--- begin PROVIDED DATA ---

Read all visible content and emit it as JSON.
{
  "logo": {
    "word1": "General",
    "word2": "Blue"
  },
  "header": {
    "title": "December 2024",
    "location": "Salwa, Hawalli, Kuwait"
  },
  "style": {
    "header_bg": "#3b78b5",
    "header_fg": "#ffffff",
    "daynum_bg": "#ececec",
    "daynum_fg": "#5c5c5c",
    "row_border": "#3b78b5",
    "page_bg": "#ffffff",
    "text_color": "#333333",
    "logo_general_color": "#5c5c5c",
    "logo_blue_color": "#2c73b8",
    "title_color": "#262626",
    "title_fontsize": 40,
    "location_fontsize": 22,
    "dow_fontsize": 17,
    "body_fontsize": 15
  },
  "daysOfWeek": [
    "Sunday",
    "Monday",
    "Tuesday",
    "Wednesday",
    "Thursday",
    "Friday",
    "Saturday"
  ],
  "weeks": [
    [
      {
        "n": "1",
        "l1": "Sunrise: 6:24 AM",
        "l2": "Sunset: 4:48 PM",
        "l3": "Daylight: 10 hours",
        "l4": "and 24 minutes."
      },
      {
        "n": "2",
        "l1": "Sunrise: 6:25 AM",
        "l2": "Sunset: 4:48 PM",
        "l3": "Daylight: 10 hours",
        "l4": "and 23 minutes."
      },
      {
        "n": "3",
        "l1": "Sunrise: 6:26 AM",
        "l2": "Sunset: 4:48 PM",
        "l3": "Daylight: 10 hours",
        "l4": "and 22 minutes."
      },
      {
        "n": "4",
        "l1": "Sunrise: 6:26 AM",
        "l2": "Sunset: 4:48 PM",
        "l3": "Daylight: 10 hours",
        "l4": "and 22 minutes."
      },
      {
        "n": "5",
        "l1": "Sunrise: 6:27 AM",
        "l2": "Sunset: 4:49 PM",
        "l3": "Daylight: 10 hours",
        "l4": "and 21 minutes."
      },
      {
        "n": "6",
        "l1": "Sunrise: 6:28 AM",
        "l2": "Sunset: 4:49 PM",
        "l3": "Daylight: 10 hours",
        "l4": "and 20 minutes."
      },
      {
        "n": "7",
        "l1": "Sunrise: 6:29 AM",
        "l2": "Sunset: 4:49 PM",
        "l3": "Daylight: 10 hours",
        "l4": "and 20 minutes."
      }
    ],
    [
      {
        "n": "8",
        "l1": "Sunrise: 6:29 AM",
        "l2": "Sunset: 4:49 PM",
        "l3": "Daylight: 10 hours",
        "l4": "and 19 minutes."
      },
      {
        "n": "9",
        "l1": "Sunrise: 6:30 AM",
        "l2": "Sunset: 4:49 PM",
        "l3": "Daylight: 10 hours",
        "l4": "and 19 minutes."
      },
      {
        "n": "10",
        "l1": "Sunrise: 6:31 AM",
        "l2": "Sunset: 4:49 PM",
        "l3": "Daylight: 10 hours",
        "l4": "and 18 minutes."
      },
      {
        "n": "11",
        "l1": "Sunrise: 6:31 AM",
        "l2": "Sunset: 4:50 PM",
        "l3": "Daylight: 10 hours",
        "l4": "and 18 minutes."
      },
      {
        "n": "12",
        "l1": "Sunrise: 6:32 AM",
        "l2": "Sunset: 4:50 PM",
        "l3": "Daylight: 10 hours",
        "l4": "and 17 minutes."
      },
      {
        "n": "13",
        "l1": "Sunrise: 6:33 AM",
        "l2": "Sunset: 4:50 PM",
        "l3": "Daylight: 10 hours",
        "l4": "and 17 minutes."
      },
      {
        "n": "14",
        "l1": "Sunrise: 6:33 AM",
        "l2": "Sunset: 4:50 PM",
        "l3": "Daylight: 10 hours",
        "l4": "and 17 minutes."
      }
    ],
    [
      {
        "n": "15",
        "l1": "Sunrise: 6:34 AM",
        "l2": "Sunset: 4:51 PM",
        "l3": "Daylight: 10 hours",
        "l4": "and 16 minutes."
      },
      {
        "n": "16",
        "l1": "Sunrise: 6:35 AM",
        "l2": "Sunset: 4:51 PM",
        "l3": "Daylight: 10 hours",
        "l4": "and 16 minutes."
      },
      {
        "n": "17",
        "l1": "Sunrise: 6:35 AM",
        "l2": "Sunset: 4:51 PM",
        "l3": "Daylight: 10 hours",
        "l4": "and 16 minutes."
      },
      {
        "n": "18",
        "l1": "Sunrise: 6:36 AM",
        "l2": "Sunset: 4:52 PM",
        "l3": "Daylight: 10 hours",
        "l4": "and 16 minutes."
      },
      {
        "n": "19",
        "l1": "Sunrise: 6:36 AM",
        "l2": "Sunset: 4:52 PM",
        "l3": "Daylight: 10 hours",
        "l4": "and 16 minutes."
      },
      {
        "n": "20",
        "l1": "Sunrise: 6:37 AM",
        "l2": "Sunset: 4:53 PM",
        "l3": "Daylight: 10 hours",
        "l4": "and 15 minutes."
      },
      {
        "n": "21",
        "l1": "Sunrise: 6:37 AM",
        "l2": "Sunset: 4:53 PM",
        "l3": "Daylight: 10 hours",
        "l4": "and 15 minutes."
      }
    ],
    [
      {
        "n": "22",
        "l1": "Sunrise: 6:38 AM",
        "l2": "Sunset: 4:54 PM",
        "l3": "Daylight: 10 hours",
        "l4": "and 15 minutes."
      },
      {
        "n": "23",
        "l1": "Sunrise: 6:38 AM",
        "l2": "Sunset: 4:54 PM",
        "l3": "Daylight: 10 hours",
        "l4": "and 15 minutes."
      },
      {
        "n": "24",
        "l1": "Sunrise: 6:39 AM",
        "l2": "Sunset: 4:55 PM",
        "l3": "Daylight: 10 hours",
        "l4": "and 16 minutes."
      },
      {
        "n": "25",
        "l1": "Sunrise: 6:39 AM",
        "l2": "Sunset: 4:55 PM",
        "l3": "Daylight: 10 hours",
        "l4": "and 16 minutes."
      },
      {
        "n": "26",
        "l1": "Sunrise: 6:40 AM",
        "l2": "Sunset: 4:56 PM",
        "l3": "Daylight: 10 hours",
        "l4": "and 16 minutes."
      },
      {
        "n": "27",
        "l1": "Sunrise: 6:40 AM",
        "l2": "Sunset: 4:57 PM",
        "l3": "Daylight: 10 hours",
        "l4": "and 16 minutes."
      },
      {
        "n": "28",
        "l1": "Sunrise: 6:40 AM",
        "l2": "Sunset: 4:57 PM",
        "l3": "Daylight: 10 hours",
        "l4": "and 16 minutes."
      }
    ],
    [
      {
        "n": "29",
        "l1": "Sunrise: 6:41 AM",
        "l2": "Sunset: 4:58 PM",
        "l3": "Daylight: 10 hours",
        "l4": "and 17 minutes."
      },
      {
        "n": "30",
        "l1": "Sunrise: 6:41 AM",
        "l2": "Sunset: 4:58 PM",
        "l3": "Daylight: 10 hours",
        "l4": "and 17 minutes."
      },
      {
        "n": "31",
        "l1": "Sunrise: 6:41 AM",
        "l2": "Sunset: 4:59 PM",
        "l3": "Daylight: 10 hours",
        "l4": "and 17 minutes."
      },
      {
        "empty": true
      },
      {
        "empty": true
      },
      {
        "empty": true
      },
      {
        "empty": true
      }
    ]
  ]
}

--- end PROVIDED DATA ---

Without leaving anything out, quote all the data.

SOLUTION FOR THIS PROBLEM:
Read all visible content and emit it as JSON.
{
  "logo": {
    "word1": "General",
    "word2": "Blue"
  },
  "header": {
    "title": "December 2024",
    "location": "Salwa, Hawalli, Kuwait"
  },
  "style": {
    "header_bg": "#3b78b5",
    "header_fg": "#ffffff",
    "daynum_bg": "#ececec",
    "daynum_fg": "#5c5c5c",
    "row_border": "#3b78b5",
    "page_bg": "#ffffff",
    "text_color": "#333333",
    "logo_general_color": "#5c5c5c",
    "logo_blue_color": "#2c73b8",
    "title_color": "#262626",
    "title_fontsize": 40,
    "location_fontsize": 22,
    "dow_fontsize": 17,
    "body_fontsize": 15
  },
  "daysOfWeek": [
    "Sunday",
    "Monday",
    "Tuesday",
    "Wednesday",
    "Thursday",
    "Friday",
    "Saturday"
  ],
  "weeks": [
    [
      {
        "n": "1",
        "l1": "Sunrise: 6:24 AM",
        "l2": "Sunset: 4:48 PM",
        "l3": "Daylight: 10 hours",
        "l4": "and 24 minutes."
      },
      {
        "n": "2",
        "l1": "Sunrise: 6:25 AM",
        "l2": "Sunset: 4:48 PM",
        "l3": "Daylight: 10 hours",
        "l4": "and 23 minutes."
      },
      {
        "n": "3",
        "l1": "Sunrise: 6:26 AM",
        "l2": "Sunset: 4:48 PM",
        "l3": "Daylight: 10 hours",
        "l4": "and 22 minutes."
      },
      {
        "n": "4",
        "l1": "Sunrise: 6:26 AM",
        "l2": "Sunset: 4:48 PM",
        "l3": "Daylight: 10 hours",
        "l4": "and 22 minutes."
      },
      {
        "n": "5",
        "l1": "Sunrise: 6:27 AM",
        "l2": "Sunset: 4:49 PM",
        "l3": "Daylight: 10 hours",
        "l4": "and 21 minutes."
      },
      {
        "n": "6",
        "l1": "Sunrise: 6:28 AM",
        "l2": "Sunset: 4:49 PM",
        "l3": "Daylight: 10 hours",
        "l4": "and 20 minutes."
      },
      {
        "n": "7",
        "l1": "Sunrise: 6:29 AM",
        "l2": "Sunset: 4:49 PM",
        "l3": "Daylight: 10 hours",
        "l4": "and 20 minutes."
      }
    ],
    [
      {
        "n": "8",
        "l1": "Sunrise: 6:29 AM",
        "l2": "Sunset: 4:49 PM",
        "l3": "Daylight: 10 hours",
        "l4": "and 19 minutes."
      },
      {
        "n": "9",
        "l1": "Sunrise: 6:30 AM",
        "l2": "Sunset: 4:49 PM",
        "l3": "Daylight: 10 hours",
        "l4": "and 19 minutes."
      },
      {
        "n": "10",
        "l1": "Sunrise: 6:31 AM",
        "l2": "Sunset: 4:49 PM",
        "l3": "Daylight: 10 hours",
        "l4": "and 18 minutes."
      },
      {
        "n": "11",
        "l1": "Sunrise: 6:31 AM",
        "l2": "Sunset: 4:50 PM",
        "l3": "Daylight: 10 hours",
        "l4": "and 18 minutes."
      },
      {
        "n": "12",
        "l1": "Sunrise: 6:32 AM",
        "l2": "Sunset: 4:50 PM",
        "l3": "Daylight: 10 hours",
        "l4": "and 17 minutes."
      },
      {
        "n": "13",
        "l1": "Sunrise: 6:33 AM",
        "l2": "Sunset: 4:50 PM",
        "l3": "Daylight: 10 hours",
        "l4": "and 17 minutes."
      },
      {
        "n": "14",
        "l1": "Sunrise: 6:33 AM",
        "l2": "Sunset: 4:50 PM",
        "l3": "Daylight: 10 hours",
        "l4": "and 17 minutes."
      }
    ],
    [
      {
        "n": "15",
        "l1": "Sunrise: 6:34 AM",
        "l2": "Sunset: 4:51 PM",
        "l3": "Daylight: 10 hours",
        "l4": "and 16 minutes."
      },
      {
        "n": "16",
        "l1": "Sunrise: 6:35 AM",
        "l2": "Sunset: 4:51 PM",
        "l3": "Daylight: 10 hours",
        "l4": "and 16 minutes."
      },
      {
        "n": "17",
        "l1": "Sunrise: 6:35 AM",
        "l2": "Sunset: 4:51 PM",
        "l3": "Daylight: 10 hours",
        "l4": "and 16 minutes."
      },
      {
        "n": "18",
        "l1": "Sunrise: 6:36 AM",
        "l2": "Sunset: 4:52 PM",
        "l3": "Daylight: 10 hours",
        "l4": "and 16 minutes."
      },
      {
        "n": "19",
        "l1": "Sunrise: 6:36 AM",
        "l2": "Sunset: 4:52 PM",
        "l3": "Daylight: 10 hours",
        "l4": "and 16 minutes."
      },
      {
        "n": "20",
        "l1": "Sunrise: 6:37 AM",
        "l2": "Sunset: 4:53 PM",
        "l3": "Daylight: 10 hours",
        "l4": "and 15 minutes."
      },
      {
        "n": "21",
        "l1": "Sunrise: 6:37 AM",
        "l2": "Sunset: 4:53 PM",
        "l3": "Daylight: 10 hours",
        "l4": "and 15 minutes."
      }
    ],
    [
      {
        "n": "22",
        "l1": "Sunrise: 6:38 AM",
        "l2": "Sunset: 4:54 PM",
        "l3": "Daylight: 10 hours",
        "l4": "and 15 minutes."
      },
      {
        "n": "23",
        "l1": "Sunrise: 6:38 AM",
        "l2": "Sunset: 4:54 PM",
        "l3": "Daylight: 10 hours",
        "l4": "and 15 minutes."
      },
      {
        "n": "24",
        "l1": "Sunrise: 6:39 AM",
        "l2": "Sunset: 4:55 PM",
        "l3": "Daylight: 10 hours",
        "l4": "and 16 minutes."
      },
      {
        "n": "25",
        "l1": "Sunrise: 6:39 AM",
        "l2": "Sunset: 4:55 PM",
        "l3": "Daylight: 10 hours",
        "l4": "and 16 minutes."
      },
      {
        "n": "26",
        "l1": "Sunrise: 6:40 AM",
        "l2": "Sunset: 4:56 PM",
        "l3": "Daylight: 10 hours",
        "l4": "and 16 minutes."
      },
      {
        "n": "27",
        "l1": "Sunrise: 6:40 AM",
        "l2": "Sunset: 4:57 PM",
        "l3": "Daylight: 10 hours",
        "l4": "and 16 minutes."
      },
      {
        "n": "28",
        "l1": "Sunrise: 6:40 AM",
        "l2": "Sunset: 4:57 PM",
        "l3": "Daylight: 10 hours",
        "l4": "and 16 minutes."
      }
    ],
    [
      {
        "n": "29",
        "l1": "Sunrise: 6:41 AM",
        "l2": "Sunset: 4:58 PM",
        "l3": "Daylight: 10 hours",
        "l4": "and 17 minutes."
      },
      {
        "n": "30",
        "l1": "Sunrise: 6:41 AM",
        "l2": "Sunset: 4:58 PM",
        "l3": "Daylight: 10 hours",
        "l4": "and 17 minutes."
      },
      {
        "n": "31",
        "l1": "Sunrise: 6:41 AM",
        "l2": "Sunset: 4:59 PM",
        "l3": "Daylight: 10 hours",
        "l4": "and 17 minutes."
      },
      {
        "empty": true
      },
      {
        "empty": true
      },
      {
        "empty": true
      },
      {
        "empty": true
      }
    ]
  ]
}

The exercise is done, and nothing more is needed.